■ **Exercise requirements**
Output every line of the data exactly as it appears.

** Start Extracted material **

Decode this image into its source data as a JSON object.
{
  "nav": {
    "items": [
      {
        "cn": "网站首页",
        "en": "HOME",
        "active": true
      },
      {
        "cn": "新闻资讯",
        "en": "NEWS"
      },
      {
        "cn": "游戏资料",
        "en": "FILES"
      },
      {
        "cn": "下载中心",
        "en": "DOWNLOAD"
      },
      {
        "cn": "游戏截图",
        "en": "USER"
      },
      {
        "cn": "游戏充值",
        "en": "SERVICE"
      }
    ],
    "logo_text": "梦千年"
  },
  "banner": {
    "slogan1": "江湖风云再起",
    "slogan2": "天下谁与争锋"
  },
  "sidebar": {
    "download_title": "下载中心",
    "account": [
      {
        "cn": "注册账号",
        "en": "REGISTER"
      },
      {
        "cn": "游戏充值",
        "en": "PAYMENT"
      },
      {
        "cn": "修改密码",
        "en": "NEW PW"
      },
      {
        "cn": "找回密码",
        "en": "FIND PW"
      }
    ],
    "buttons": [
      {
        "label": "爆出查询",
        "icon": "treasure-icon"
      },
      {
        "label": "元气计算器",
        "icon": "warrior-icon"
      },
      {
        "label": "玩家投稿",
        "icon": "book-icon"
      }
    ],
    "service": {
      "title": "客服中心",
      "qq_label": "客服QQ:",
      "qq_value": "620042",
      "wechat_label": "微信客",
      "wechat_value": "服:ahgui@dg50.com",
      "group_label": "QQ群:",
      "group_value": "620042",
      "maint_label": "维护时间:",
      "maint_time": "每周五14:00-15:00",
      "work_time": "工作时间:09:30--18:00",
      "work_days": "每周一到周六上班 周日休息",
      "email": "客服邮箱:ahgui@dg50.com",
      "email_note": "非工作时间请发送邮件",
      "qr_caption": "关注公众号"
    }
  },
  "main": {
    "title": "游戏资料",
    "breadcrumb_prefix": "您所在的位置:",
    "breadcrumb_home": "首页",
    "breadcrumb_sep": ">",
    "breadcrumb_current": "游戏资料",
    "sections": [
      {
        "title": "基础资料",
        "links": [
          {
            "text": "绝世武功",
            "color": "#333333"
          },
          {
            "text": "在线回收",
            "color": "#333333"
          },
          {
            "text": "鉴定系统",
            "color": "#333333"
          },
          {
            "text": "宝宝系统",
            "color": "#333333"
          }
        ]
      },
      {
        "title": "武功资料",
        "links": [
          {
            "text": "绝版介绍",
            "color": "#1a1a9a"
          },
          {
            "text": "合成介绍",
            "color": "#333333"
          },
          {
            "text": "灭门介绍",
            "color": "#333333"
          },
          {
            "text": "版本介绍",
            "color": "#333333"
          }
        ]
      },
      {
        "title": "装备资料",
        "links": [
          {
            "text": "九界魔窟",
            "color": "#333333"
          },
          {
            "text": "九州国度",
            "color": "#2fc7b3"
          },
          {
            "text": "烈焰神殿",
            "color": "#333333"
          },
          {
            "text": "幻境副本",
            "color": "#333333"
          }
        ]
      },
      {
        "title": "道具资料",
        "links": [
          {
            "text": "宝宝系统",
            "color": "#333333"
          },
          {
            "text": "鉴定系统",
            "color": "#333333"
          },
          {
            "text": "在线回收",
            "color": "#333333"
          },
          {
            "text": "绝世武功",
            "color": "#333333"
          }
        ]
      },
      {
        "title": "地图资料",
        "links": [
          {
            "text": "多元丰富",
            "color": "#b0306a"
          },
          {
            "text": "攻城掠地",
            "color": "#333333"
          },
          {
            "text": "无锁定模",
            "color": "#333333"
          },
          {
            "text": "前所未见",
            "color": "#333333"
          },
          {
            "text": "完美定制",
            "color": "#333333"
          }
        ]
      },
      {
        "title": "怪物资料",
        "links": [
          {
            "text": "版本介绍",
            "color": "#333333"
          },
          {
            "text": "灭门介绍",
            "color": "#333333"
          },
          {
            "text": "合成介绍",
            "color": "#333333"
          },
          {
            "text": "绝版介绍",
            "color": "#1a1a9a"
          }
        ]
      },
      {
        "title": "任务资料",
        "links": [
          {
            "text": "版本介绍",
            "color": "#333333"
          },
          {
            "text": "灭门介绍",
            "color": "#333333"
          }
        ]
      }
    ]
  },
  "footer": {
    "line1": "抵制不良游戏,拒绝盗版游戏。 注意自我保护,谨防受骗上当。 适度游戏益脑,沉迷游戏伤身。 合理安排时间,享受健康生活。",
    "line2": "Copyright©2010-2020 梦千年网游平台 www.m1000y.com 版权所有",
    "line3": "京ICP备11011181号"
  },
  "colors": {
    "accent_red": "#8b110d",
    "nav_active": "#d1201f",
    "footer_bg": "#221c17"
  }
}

** End Extracted material **

■ **Answer in full**
Decode this image into its source data as a JSON object.
{
  "nav": {
    "items": [
      {
        "cn": "网站首页",
        "en": "HOME",
        "active": true
      },
      {
        "cn": "新闻资讯",
        "en": "NEWS"
      },
      {
        "cn": "游戏资料",
        "en": "FILES"
      },
      {
        "cn": "下载中心",
        "en": "DOWNLOAD"
      },
      {
        "cn": "游戏截图",
        "en": "USER"
      },
      {
        "cn": "游戏充值",
        "en": "SERVICE"
      }
    ],
    "logo_text": "梦千年"
  },
  "banner": {
    "slogan1": "江湖风云再起",
    "slogan2": "天下谁与争锋"
  },
  "sidebar": {
    "download_title": "下载中心",
    "account": [
      {
        "cn": "注册账号",
        "en": "REGISTER"
      },
      {
        "cn": "游戏充值",
        "en": "PAYMENT"
      },
      {
        "cn": "修改密码",
        "en": "NEW PW"
      },
      {
        "cn": "找回密码",
        "en": "FIND PW"
      }
    ],
    "buttons": [
      {
        "label": "爆出查询",
        "icon": "treasure-icon"
      },
      {
        "label": "元气计算器",
        "icon": "warrior-icon"
      },
      {
        "label": "玩家投稿",
        "icon": "book-icon"
      }
    ],
    "service": {
      "title": "客服中心",
      "qq_label": "客服QQ:",
      "qq_value": "620042",
      "wechat_label": "微信客",
      "wechat_value": "服:ahgui@dg50.com",
      "group_label": "QQ群:",
      "group_value": "620042",
      "maint_label": "维护时间:",
      "maint_time": "每周五14:00-15:00",
      "work_time": "工作时间:09:30--18:00",
      "work_days": "每周一到周六上班 周日休息",
      "email": "客服邮箱:ahgui@dg50.com",
      "email_note": "非工作时间请发送邮件",
      "qr_caption": "关注公众号"
    }
  },
  "main": {
    "title": "游戏资料",
    "breadcrumb_prefix": "您所在的位置:",
    "breadcrumb_home": "首页",
    "breadcrumb_sep": ">",
    "breadcrumb_current": "游戏资料",
    "sections": [
      {
        "title": "基础资料",
        "links": [
          {
            "text": "绝世武功",
            "color": "#333333"
          },
          {
            "text": "在线回收",
            "color": "#333333"
          },
          {
            "text": "鉴定系统",
            "color": "#333333"
          },
          {
            "text": "宝宝系统",
            "color": "#333333"
          }
        ]
      },
      {
        "title": "武功资料",
        "links": [
          {
            "text": "绝版介绍",
            "color": "#1a1a9a"
          },
          {
            "text": "合成介绍",
            "color": "#333333"
          },
          {
            "text": "灭门介绍",
            "color": "#333333"
          },
          {
            "text": "版本介绍",
            "color": "#333333"
          }
        ]
      },
      {
        "title": "装备资料",
        "links": [
          {
            "text": "九界魔窟",
            "color": "#333333"
          },
          {
            "text": "九州国度",
            "color": "#2fc7b3"
          },
          {
            "text": "烈焰神殿",
            "color": "#333333"
          },
          {
            "text": "幻境副本",
            "color": "#333333"
          }
        ]
      },
      {
        "title": "道具资料",
        "links": [
          {
            "text": "宝宝系统",
            "color": "#333333"
          },
          {
            "text": "鉴定系统",
            "color": "#333333"
          },
          {
            "text": "在线回收",
            "color": "#333333"
          },
          {
            "text": "绝世武功",
            "color": "#333333"
          }
        ]
      },
      {
        "title": "地图资料",
        "links": [
          {
            "text": "多元丰富",
            "color": "#b0306a"
          },
          {
            "text": "攻城掠地",
            "color": "#333333"
          },
          {
            "text": "无锁定模",
            "color": "#333333"
          },
          {
            "text": "前所未见",
            "color": "#333333"
          },
          {
            "text": "完美定制",
            "color": "#333333"
          }
        ]
      },
      {
        "title": "怪物资料",
        "links": [
          {
            "text": "版本介绍",
            "color": "#333333"
          },
          {
            "text": "灭门介绍",
            "color": "#333333"
          },
          {
            "text": "合成介绍",
            "color": "#333333"
          },
          {
            "text": "绝版介绍",
            "color": "#1a1a9a"
          }
        ]
      },
      {
        "title": "任务资料",
        "links": [
          {
            "text": "版本介绍",
            "color": "#333333"
          },
          {
            "text": "灭门介绍",
            "color": "#333333"
          }
        ]
      }
    ]
  },
  "footer": {
    "line1": "抵制不良游戏,拒绝盗版游戏。 注意自我保护,谨防受骗上当。 适度游戏益脑,沉迷游戏伤身。 合理安排时间,享受健康生活。",
    "line2": "Copyright©2010-2020 梦千年网游平台 www.m1000y.com 版权所有",
    "line3": "京ICP备11011181号"
  },
  "colors": {
    "accent_red": "#8b110d",
    "nav_active": "#d1201f",
    "footer_bg": "#221c17"
  }
}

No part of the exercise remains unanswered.